-- Brief --
Could you give the data below again, exactly and completely?

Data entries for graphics
>> Start

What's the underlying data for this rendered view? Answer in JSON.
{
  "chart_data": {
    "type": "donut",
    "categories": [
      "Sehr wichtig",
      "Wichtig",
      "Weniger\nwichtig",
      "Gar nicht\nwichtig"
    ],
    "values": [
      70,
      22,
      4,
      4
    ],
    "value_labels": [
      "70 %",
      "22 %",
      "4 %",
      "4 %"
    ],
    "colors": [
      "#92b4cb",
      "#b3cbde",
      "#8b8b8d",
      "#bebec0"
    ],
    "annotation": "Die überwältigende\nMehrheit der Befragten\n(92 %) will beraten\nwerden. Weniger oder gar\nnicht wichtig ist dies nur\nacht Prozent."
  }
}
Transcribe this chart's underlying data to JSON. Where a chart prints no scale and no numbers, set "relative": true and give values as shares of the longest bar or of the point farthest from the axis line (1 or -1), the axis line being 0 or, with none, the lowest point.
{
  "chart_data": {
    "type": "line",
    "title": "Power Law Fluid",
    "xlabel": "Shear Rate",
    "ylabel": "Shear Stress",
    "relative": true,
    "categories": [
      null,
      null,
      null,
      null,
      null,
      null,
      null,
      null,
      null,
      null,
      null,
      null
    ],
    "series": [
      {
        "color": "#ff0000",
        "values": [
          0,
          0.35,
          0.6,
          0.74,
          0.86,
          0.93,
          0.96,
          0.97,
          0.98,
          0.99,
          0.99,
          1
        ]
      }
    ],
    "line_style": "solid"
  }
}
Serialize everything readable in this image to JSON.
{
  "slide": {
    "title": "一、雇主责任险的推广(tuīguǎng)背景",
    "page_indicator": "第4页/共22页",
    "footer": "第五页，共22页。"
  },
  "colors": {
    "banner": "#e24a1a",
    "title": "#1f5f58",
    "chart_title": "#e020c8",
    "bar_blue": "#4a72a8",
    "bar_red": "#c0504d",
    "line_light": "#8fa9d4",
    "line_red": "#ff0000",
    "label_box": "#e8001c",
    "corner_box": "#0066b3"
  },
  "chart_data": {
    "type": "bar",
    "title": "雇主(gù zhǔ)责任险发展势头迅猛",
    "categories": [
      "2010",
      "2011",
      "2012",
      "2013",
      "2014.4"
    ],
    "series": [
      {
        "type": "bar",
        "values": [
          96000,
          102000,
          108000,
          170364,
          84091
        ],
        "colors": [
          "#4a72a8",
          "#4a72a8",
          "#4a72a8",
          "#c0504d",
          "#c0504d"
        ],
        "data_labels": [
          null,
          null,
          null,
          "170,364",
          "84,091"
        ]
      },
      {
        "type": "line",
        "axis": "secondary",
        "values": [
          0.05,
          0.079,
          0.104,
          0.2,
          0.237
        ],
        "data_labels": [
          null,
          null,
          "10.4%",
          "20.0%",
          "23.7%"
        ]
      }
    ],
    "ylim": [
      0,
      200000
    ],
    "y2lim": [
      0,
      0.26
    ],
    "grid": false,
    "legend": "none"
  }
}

>> End

-- Solution for this problem --
What's the underlying data for this rendered view? Answer in JSON.
{
  "chart_data": {
    "type": "donut",
    "categories": [
      "Sehr wichtig",
      "Wichtig",
      "Weniger\nwichtig",
      "Gar nicht\nwichtig"
    ],
    "values": [
      70,
      22,
      4,
      4
    ],
    "value_labels": [
      "70 %",
      "22 %",
      "4 %",
      "4 %"
    ],
    "colors": [
      "#92b4cb",
      "#b3cbde",
      "#8b8b8d",
      "#bebec0"
    ],
    "annotation": "Die überwältigende\nMehrheit der Befragten\n(92 %) will beraten\nwerden. Weniger oder gar\nnicht wichtig ist dies nur\nacht Prozent."
  }
}
Transcribe this chart's underlying data to JSON. Where a chart prints no scale and no numbers, set "relative": true and give values as shares of the longest bar or of the point farthest from the axis line (1 or -1), the axis line being 0 or, with none, the lowest point.
{
  "chart_data": {
    "type": "line",
    "title": "Power Law Fluid",
    "xlabel": "Shear Rate",
    "ylabel": "Shear Stress",
    "relative": true,
    "categories": [
      null,
      null,
      null,
      null,
      null,
      null,
      null,
      null,
      null,
      null,
      null,
      null
    ],
    "series": [
      {
        "color": "#ff0000",
        "values": [
          0,
          0.35,
          0.6,
          0.74,
          0.86,
          0.93,
          0.96,
          0.97,
          0.98,
          0.99,
          0.99,
          1
        ]
      }
    ],
    "line_style": "solid"
  }
}
Serialize everything readable in this image to JSON.
{
  "slide": {
    "title": "一、雇主责任险的推广(tuīguǎng)背景",
    "page_indicator": "第4页/共22页",
    "footer": "第五页，共22页。"
  },
  "colors": {
    "banner": "#e24a1a",
    "title": "#1f5f58",
    "chart_title": "#e020c8",
    "bar_blue": "#4a72a8",
    "bar_red": "#c0504d",
    "line_light": "#8fa9d4",
    "line_red": "#ff0000",
    "label_box": "#e8001c",
    "corner_box": "#0066b3"
  },
  "chart_data": {
    "type": "bar",
    "title": "雇主(gù zhǔ)责任险发展势头迅猛",
    "categories": [
      "2010",
      "2011",
      "2012",
      "2013",
      "2014.4"
    ],
    "series": [
      {
        "type": "bar",
        "values": [
          96000,
          102000,
          108000,
          170364,
          84091
        ],
        "colors": [
          "#4a72a8",
          "#4a72a8",
          "#4a72a8",
          "#c0504d",
          "#c0504d"
        ],
        "data_labels": [
          null,
          null,
          null,
          "170,364",
          "84,091"
        ]
      },
      {
        "type": "line",
        "axis": "secondary",
        "values": [
          0.05,
          0.079,
          0.104,
          0.2,
          0.237
        ],
        "data_labels": [
          null,
          null,
          "10.4%",
          "20.0%",
          "23.7%"
        ]
      }
    ],
    "ylim": [
      0,
      200000
    ],
    "y2lim": [
      0,
      0.26
    ],
    "grid": false,
    "legend": "none"
  }
}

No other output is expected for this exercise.